● **What you are asked to do**
Make an exact copy of all the entries, with the pictures left out.

● **Data in this exercise**
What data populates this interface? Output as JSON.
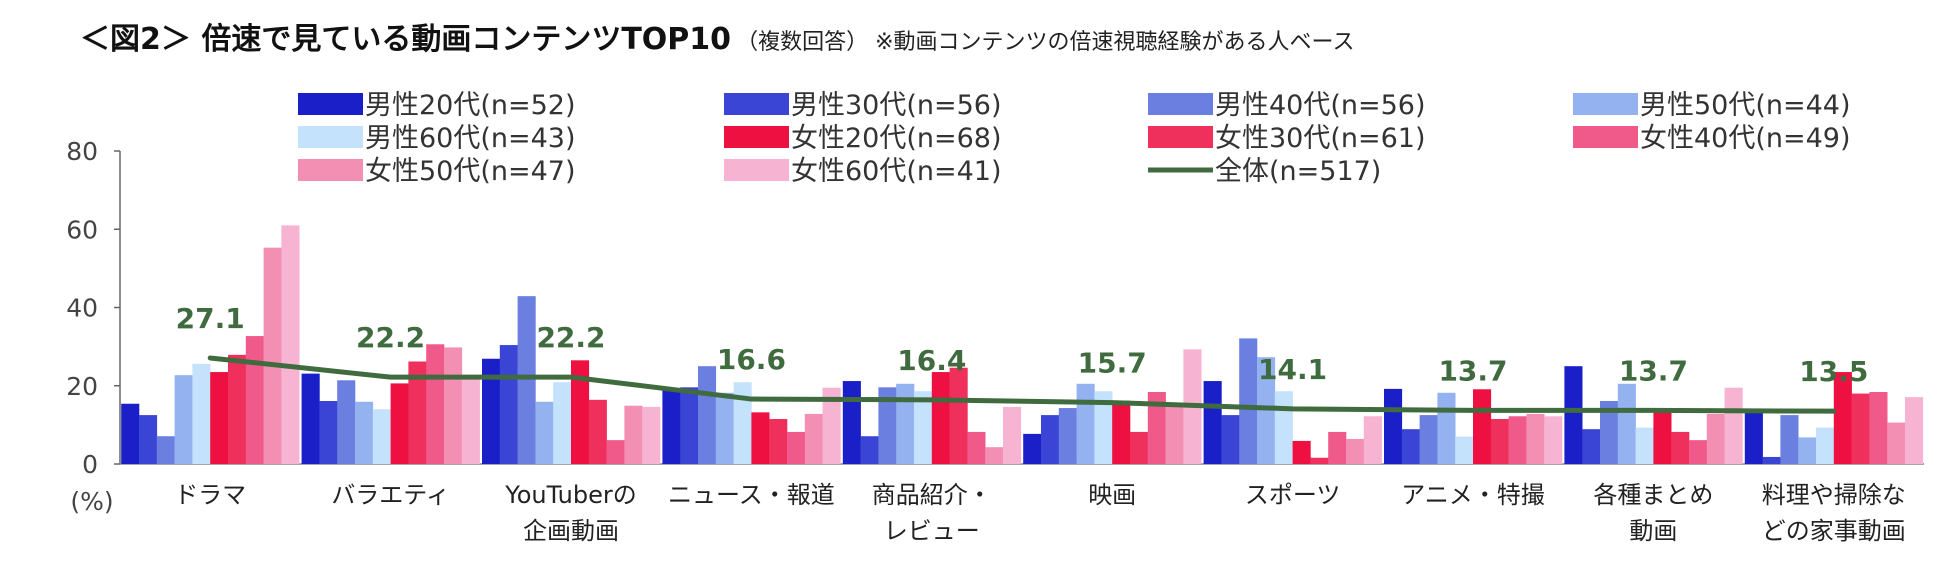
{
  "title": {
    "main": "＜図2＞ 倍速で見ている動画コンテンツTOP10",
    "sub": "（複数回答） ※動画コンテンツの倍速視聴経験がある人ベース"
  },
  "chart_data": {
    "type": "bar",
    "title": "倍速で見ている動画コンテンツTOP10",
    "ylabel": "(%)",
    "ylim": [
      0,
      80
    ],
    "yticks": [
      "0",
      "20",
      "40",
      "60",
      "80"
    ],
    "categories": [
      [
        "ドラマ"
      ],
      [
        "バラエティ"
      ],
      [
        "YouTuberの",
        "企画動画"
      ],
      [
        "ニュース・報道"
      ],
      [
        "商品紹介・",
        "レビュー"
      ],
      [
        "映画"
      ],
      [
        "スポーツ"
      ],
      [
        "アニメ・特撮"
      ],
      [
        "各種まとめ",
        "動画"
      ],
      [
        "料理や掃除な",
        "どの家事動画"
      ]
    ],
    "series": [
      {
        "name": "男性20代(n=52)",
        "color": "#1a1fc8",
        "values": [
          15.4,
          23.1,
          26.9,
          19.2,
          21.2,
          7.7,
          21.2,
          19.2,
          25.0,
          13.5
        ]
      },
      {
        "name": "男性30代(n=56)",
        "color": "#3a45d6",
        "values": [
          12.5,
          16.1,
          30.4,
          19.6,
          7.1,
          12.5,
          12.5,
          8.9,
          8.9,
          1.8
        ]
      },
      {
        "name": "男性40代(n=56)",
        "color": "#6b7fe0",
        "values": [
          7.1,
          21.4,
          42.9,
          25.0,
          19.6,
          14.3,
          32.1,
          12.5,
          16.1,
          12.5
        ]
      },
      {
        "name": "男性50代(n=44)",
        "color": "#93b2ef",
        "values": [
          22.7,
          15.9,
          15.9,
          18.2,
          20.5,
          20.5,
          27.3,
          18.2,
          20.5,
          6.8
        ]
      },
      {
        "name": "男性60代(n=43)",
        "color": "#c4e2fb",
        "values": [
          25.6,
          14.0,
          20.9,
          20.9,
          18.6,
          18.6,
          18.6,
          7.0,
          9.3,
          9.3
        ]
      },
      {
        "name": "女性20代(n=68)",
        "color": "#ee1040",
        "values": [
          23.5,
          20.6,
          26.5,
          13.2,
          23.5,
          16.2,
          5.9,
          19.1,
          13.2,
          23.5
        ]
      },
      {
        "name": "女性30代(n=61)",
        "color": "#f0305c",
        "values": [
          27.9,
          26.2,
          16.4,
          11.5,
          24.6,
          8.2,
          1.6,
          11.5,
          8.2,
          18.0
        ]
      },
      {
        "name": "女性40代(n=49)",
        "color": "#f05a8a",
        "values": [
          32.7,
          30.6,
          6.1,
          8.2,
          8.2,
          18.4,
          8.2,
          12.2,
          6.1,
          18.4
        ]
      },
      {
        "name": "女性50代(n=47)",
        "color": "#f48fb4",
        "values": [
          55.3,
          29.8,
          14.9,
          12.8,
          4.3,
          14.9,
          6.4,
          12.8,
          12.8,
          10.6
        ]
      },
      {
        "name": "女性60代(n=41)",
        "color": "#f6b4d2",
        "values": [
          61.0,
          22.0,
          14.6,
          19.5,
          14.6,
          29.3,
          12.2,
          12.2,
          19.5,
          17.1
        ]
      }
    ],
    "total": {
      "name": "全体(n=517)",
      "color": "#3f6b3f",
      "values": [
        27.1,
        22.2,
        22.2,
        16.6,
        16.4,
        15.7,
        14.1,
        13.7,
        13.7,
        13.5
      ],
      "labels": [
        "27.1",
        "22.2",
        "22.2",
        "16.6",
        "16.4",
        "15.7",
        "14.1",
        "13.7",
        "13.7",
        "13.5"
      ]
    },
    "legend_position": "top"
  }
}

● **Written response**
What data populates this interface? Output as JSON.
{
  "title": {
    "main": "＜図2＞ 倍速で見ている動画コンテンツTOP10",
    "sub": "（複数回答） ※動画コンテンツの倍速視聴経験がある人ベース"
  },
  "chart_data": {
    "type": "bar",
    "title": "倍速で見ている動画コンテンツTOP10",
    "ylabel": "(%)",
    "ylim": [
      0,
      80
    ],
    "yticks": [
      "0",
      "20",
      "40",
      "60",
      "80"
    ],
    "categories": [
      [
        "ドラマ"
      ],
      [
        "バラエティ"
      ],
      [
        "YouTuberの",
        "企画動画"
      ],
      [
        "ニュース・報道"
      ],
      [
        "商品紹介・",
        "レビュー"
      ],
      [
        "映画"
      ],
      [
        "スポーツ"
      ],
      [
        "アニメ・特撮"
      ],
      [
        "各種まとめ",
        "動画"
      ],
      [
        "料理や掃除な",
        "どの家事動画"
      ]
    ],
    "series": [
      {
        "name": "男性20代(n=52)",
        "color": "#1a1fc8",
        "values": [
          15.4,
          23.1,
          26.9,
          19.2,
          21.2,
          7.7,
          21.2,
          19.2,
          25.0,
          13.5
        ]
      },
      {
        "name": "男性30代(n=56)",
        "color": "#3a45d6",
        "values": [
          12.5,
          16.1,
          30.4,
          19.6,
          7.1,
          12.5,
          12.5,
          8.9,
          8.9,
          1.8
        ]
      },
      {
        "name": "男性40代(n=56)",
        "color": "#6b7fe0",
        "values": [
          7.1,
          21.4,
          42.9,
          25.0,
          19.6,
          14.3,
          32.1,
          12.5,
          16.1,
          12.5
        ]
      },
      {
        "name": "男性50代(n=44)",
        "color": "#93b2ef",
        "values": [
          22.7,
          15.9,
          15.9,
          18.2,
          20.5,
          20.5,
          27.3,
          18.2,
          20.5,
          6.8
        ]
      },
      {
        "name": "男性60代(n=43)",
        "color": "#c4e2fb",
        "values": [
          25.6,
          14.0,
          20.9,
          20.9,
          18.6,
          18.6,
          18.6,
          7.0,
          9.3,
          9.3
        ]
      },
      {
        "name": "女性20代(n=68)",
        "color": "#ee1040",
        "values": [
          23.5,
          20.6,
          26.5,
          13.2,
          23.5,
          16.2,
          5.9,
          19.1,
          13.2,
          23.5
        ]
      },
      {
        "name": "女性30代(n=61)",
        "color": "#f0305c",
        "values": [
          27.9,
          26.2,
          16.4,
          11.5,
          24.6,
          8.2,
          1.6,
          11.5,
          8.2,
          18.0
        ]
      },
      {
        "name": "女性40代(n=49)",
        "color": "#f05a8a",
        "values": [
          32.7,
          30.6,
          6.1,
          8.2,
          8.2,
          18.4,
          8.2,
          12.2,
          6.1,
          18.4
        ]
      },
      {
        "name": "女性50代(n=47)",
        "color": "#f48fb4",
        "values": [
          55.3,
          29.8,
          14.9,
          12.8,
          4.3,
          14.9,
          6.4,
          12.8,
          12.8,
          10.6
        ]
      },
      {
        "name": "女性60代(n=41)",
        "color": "#f6b4d2",
        "values": [
          61.0,
          22.0,
          14.6,
          19.5,
          14.6,
          29.3,
          12.2,
          12.2,
          19.5,
          17.1
        ]
      }
    ],
    "total": {
      "name": "全体(n=517)",
      "color": "#3f6b3f",
      "values": [
        27.1,
        22.2,
        22.2,
        16.6,
        16.4,
        15.7,
        14.1,
        13.7,
        13.7,
        13.5
      ],
      "labels": [
        "27.1",
        "22.2",
        "22.2",
        "16.6",
        "16.4",
        "15.7",
        "14.1",
        "13.7",
        "13.7",
        "13.5"
      ]
    },
    "legend_position": "top"
  }
}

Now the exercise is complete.